--- Exercise requirements ---
Repeat, exactly and completely, the material that follows. Omit the pictures.

--- Extracted records ---
▼

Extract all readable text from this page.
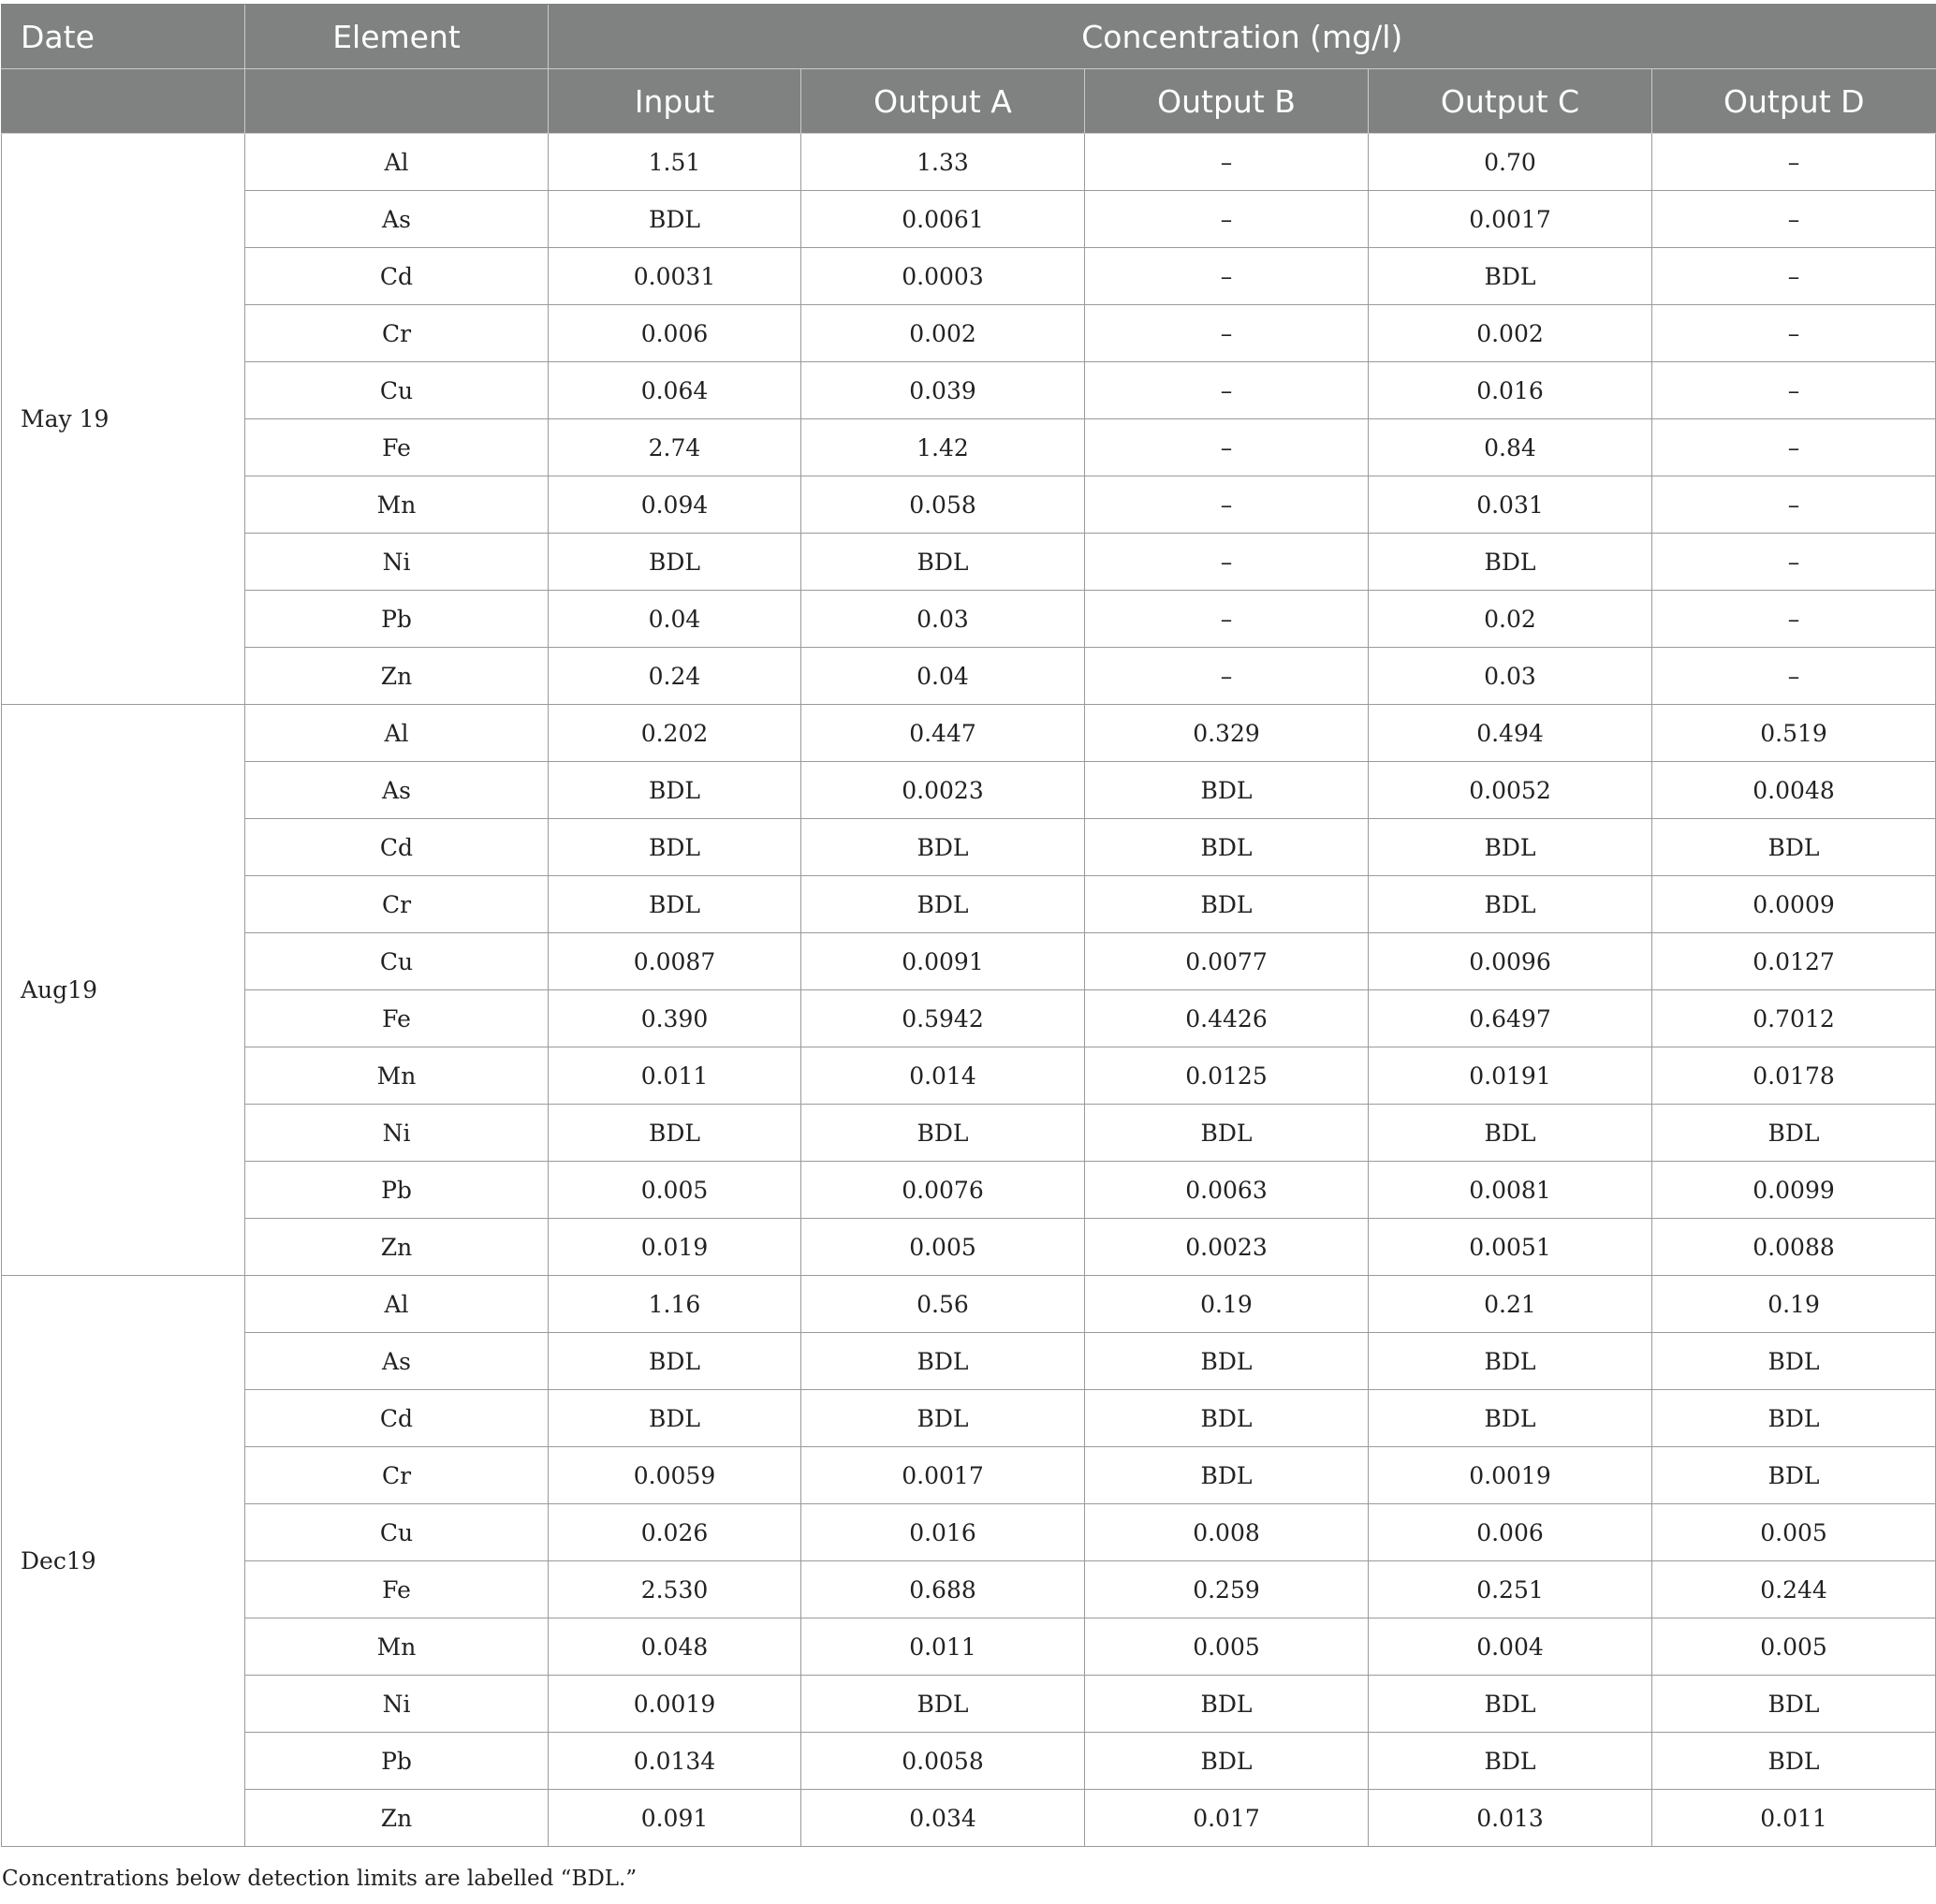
Date	Element	Concentration (mg/l)				
		Input	Output A	Output B	Output C	Output D
May 19	Al	1.51	1.33	–	0.70	–
	As	BDL	0.0061	–	0.0017	–
	Cd	0.0031	0.0003	–	BDL	–
	Cr	0.006	0.002	–	0.002	–
	Cu	0.064	0.039	–	0.016	–
	Fe	2.74	1.42	–	0.84	–
	Mn	0.094	0.058	–	0.031	–
	Ni	BDL	BDL	–	BDL	–
	Pb	0.04	0.03	–	0.02	–
	Zn	0.24	0.04	–	0.03	–
Aug19	Al	0.202	0.447	0.329	0.494	0.519
	As	BDL	0.0023	BDL	0.0052	0.0048
	Cd	BDL	BDL	BDL	BDL	BDL
	Cr	BDL	BDL	BDL	BDL	0.0009
	Cu	0.0087	0.0091	0.0077	0.0096	0.0127
	Fe	0.390	0.5942	0.4426	0.6497	0.7012
	Mn	0.011	0.014	0.0125	0.0191	0.0178
	Ni	BDL	BDL	BDL	BDL	BDL
	Pb	0.005	0.0076	0.0063	0.0081	0.0099
	Zn	0.019	0.005	0.0023	0.0051	0.0088
Dec19	Al	1.16	0.56	0.19	0.21	0.19
	As	BDL	BDL	BDL	BDL	BDL
	Cd	BDL	BDL	BDL	BDL	BDL
	Cr	0.0059	0.0017	BDL	0.0019	BDL
	Cu	0.026	0.016	0.008	0.006	0.005
	Fe	2.530	0.688	0.259	0.251	0.244
	Mn	0.048	0.011	0.005	0.004	0.005
	Ni	0.0019	BDL	BDL	BDL	BDL
	Pb	0.0134	0.0058	BDL	BDL	BDL
	Zn	0.091	0.034	0.017	0.013	0.011
Concentrations below detection limits are labelled “BDL.”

▲

--- Reply to the task ---
Extract all readable text from this page.
Date	Element	Concentration (mg/l)				
		Input	Output A	Output B	Output C	Output D
May 19	Al	1.51	1.33	–	0.70	–
	As	BDL	0.0061	–	0.0017	–
	Cd	0.0031	0.0003	–	BDL	–
	Cr	0.006	0.002	–	0.002	–
	Cu	0.064	0.039	–	0.016	–
	Fe	2.74	1.42	–	0.84	–
	Mn	0.094	0.058	–	0.031	–
	Ni	BDL	BDL	–	BDL	–
	Pb	0.04	0.03	–	0.02	–
	Zn	0.24	0.04	–	0.03	–
Aug19	Al	0.202	0.447	0.329	0.494	0.519
	As	BDL	0.0023	BDL	0.0052	0.0048
	Cd	BDL	BDL	BDL	BDL	BDL
	Cr	BDL	BDL	BDL	BDL	0.0009
	Cu	0.0087	0.0091	0.0077	0.0096	0.0127
	Fe	0.390	0.5942	0.4426	0.6497	0.7012
	Mn	0.011	0.014	0.0125	0.0191	0.0178
	Ni	BDL	BDL	BDL	BDL	BDL
	Pb	0.005	0.0076	0.0063	0.0081	0.0099
	Zn	0.019	0.005	0.0023	0.0051	0.0088
Dec19	Al	1.16	0.56	0.19	0.21	0.19
	As	BDL	BDL	BDL	BDL	BDL
	Cd	BDL	BDL	BDL	BDL	BDL
	Cr	0.0059	0.0017	BDL	0.0019	BDL
	Cu	0.026	0.016	0.008	0.006	0.005
	Fe	2.530	0.688	0.259	0.251	0.244
	Mn	0.048	0.011	0.005	0.004	0.005
	Ni	0.0019	BDL	BDL	BDL	BDL
	Pb	0.0134	0.0058	BDL	BDL	BDL
	Zn	0.091	0.034	0.017	0.013	0.011
Concentrations below detection limits are labelled “BDL.”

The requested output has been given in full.